**Entries shown:**
>>

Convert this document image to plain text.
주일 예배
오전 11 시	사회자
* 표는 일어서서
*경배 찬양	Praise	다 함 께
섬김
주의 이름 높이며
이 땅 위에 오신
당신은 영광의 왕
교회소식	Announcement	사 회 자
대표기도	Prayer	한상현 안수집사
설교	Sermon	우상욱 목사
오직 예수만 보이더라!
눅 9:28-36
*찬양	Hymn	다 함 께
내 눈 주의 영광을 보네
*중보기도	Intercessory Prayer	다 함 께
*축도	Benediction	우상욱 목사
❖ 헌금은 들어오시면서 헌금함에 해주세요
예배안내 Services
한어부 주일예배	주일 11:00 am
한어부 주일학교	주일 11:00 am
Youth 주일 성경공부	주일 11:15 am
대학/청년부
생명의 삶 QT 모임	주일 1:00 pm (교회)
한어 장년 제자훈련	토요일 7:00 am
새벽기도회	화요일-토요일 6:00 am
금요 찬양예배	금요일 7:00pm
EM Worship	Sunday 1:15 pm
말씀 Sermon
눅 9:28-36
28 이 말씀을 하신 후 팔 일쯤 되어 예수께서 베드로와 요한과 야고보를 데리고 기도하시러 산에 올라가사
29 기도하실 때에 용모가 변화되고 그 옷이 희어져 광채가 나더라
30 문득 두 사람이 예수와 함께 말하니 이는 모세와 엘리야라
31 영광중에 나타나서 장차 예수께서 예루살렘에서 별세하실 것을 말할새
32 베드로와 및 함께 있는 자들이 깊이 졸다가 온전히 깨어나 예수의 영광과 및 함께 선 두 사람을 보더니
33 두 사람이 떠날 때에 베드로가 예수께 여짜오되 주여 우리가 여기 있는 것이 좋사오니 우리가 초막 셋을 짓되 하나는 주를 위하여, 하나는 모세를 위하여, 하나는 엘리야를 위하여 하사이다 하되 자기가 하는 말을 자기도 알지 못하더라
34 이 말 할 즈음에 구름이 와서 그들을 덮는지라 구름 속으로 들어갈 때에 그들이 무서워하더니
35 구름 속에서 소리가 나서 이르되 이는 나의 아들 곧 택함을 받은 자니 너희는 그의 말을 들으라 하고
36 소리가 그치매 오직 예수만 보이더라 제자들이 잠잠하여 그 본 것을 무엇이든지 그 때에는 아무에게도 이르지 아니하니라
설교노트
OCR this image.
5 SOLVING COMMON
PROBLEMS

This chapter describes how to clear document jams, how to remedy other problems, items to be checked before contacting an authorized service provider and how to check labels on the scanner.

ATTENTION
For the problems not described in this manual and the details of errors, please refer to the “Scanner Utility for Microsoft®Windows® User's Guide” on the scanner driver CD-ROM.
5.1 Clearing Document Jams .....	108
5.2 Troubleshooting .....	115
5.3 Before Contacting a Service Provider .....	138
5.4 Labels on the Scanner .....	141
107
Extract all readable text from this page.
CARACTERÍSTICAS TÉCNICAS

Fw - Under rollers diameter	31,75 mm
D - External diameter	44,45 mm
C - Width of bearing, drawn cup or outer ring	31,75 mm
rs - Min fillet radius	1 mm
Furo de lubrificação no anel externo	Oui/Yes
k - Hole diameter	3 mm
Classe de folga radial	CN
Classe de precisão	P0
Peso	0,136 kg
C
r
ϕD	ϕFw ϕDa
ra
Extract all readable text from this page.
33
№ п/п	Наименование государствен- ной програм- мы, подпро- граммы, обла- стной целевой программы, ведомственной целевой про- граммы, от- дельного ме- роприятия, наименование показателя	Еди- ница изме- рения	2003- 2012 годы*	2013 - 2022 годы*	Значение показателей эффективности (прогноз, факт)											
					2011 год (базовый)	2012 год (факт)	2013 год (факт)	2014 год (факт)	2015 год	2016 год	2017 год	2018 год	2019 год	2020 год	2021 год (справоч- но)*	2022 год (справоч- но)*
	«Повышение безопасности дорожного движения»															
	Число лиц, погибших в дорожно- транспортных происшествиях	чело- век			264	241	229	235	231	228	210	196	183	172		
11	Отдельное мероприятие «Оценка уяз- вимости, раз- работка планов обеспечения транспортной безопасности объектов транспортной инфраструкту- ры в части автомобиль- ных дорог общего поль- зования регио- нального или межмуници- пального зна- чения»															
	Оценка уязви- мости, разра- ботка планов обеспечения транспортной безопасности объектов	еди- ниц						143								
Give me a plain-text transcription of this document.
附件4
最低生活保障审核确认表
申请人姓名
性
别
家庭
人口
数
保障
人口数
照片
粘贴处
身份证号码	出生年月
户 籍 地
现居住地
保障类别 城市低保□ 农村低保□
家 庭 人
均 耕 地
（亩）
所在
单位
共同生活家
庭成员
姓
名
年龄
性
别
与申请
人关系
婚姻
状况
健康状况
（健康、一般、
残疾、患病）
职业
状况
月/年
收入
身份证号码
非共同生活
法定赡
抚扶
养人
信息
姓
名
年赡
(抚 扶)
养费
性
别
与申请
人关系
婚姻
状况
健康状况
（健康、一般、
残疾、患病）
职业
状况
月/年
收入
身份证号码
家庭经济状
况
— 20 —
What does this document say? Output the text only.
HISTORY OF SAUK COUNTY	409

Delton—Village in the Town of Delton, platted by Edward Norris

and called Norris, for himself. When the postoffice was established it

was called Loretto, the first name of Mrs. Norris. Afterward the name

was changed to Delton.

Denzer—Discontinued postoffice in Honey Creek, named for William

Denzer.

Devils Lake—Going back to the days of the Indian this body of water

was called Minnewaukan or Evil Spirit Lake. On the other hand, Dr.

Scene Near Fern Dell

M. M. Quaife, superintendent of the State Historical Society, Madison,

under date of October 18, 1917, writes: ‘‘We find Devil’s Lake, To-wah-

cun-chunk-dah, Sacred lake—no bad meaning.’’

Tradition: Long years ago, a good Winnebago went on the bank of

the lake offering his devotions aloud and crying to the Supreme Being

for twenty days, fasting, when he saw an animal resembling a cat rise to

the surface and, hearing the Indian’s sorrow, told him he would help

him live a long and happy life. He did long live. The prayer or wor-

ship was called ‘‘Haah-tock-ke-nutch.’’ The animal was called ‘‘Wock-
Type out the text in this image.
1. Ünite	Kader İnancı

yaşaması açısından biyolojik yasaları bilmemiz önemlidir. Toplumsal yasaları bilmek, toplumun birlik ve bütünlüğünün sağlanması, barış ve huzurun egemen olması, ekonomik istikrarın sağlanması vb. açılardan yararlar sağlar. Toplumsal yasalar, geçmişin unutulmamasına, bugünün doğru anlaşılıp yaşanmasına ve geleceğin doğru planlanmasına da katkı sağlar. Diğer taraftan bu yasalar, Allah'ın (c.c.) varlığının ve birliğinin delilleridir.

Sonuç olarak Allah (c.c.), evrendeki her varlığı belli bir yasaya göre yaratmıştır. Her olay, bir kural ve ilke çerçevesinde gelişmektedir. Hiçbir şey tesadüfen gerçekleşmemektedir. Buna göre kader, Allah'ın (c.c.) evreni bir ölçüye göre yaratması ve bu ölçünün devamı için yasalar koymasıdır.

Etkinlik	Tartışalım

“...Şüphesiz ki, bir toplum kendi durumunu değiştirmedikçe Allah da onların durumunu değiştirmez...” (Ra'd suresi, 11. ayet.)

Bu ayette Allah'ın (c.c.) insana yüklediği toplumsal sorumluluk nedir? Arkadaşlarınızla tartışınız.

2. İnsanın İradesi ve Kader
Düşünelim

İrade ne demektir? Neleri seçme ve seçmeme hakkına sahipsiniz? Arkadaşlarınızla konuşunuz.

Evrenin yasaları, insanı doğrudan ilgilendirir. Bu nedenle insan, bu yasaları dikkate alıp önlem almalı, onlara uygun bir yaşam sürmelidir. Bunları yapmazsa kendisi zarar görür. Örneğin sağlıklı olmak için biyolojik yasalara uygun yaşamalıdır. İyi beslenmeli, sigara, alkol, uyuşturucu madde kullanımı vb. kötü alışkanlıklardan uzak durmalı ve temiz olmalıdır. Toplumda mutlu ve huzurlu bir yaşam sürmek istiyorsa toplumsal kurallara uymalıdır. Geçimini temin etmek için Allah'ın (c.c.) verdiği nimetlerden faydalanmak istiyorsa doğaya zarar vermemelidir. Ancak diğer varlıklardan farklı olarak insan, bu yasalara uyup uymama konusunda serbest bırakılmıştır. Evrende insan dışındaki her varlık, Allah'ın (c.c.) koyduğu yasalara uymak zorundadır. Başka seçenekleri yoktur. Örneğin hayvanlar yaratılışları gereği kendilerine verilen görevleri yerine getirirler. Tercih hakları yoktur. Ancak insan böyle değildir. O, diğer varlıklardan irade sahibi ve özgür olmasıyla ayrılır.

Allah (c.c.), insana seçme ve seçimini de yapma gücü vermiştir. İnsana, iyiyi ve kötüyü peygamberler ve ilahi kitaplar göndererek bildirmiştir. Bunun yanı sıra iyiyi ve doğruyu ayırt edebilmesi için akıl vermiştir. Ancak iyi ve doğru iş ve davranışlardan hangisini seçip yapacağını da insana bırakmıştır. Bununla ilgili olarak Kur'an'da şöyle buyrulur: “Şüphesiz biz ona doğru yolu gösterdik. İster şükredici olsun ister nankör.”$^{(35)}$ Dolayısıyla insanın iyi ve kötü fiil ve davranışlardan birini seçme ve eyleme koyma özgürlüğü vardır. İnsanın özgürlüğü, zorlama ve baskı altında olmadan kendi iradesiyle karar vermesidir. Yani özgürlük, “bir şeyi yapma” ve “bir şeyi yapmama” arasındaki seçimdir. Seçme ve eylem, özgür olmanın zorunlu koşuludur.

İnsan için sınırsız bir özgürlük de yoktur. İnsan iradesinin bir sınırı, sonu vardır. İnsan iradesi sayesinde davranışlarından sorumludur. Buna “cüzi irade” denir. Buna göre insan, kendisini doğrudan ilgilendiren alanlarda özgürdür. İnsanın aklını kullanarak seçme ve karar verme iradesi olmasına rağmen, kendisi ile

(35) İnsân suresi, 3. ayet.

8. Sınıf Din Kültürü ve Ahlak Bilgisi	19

<<

**What needs to be done:** Show all lines from the listing above in which "보이더라" appears.

**Task answer:**
오직 예수만 보이더라!
36 소리가 그치매 오직 예수만 보이더라 제자들이 잠잠하여 그 본 것을 무엇이든지 그 때에는 아무에게도 이르지 아니하니라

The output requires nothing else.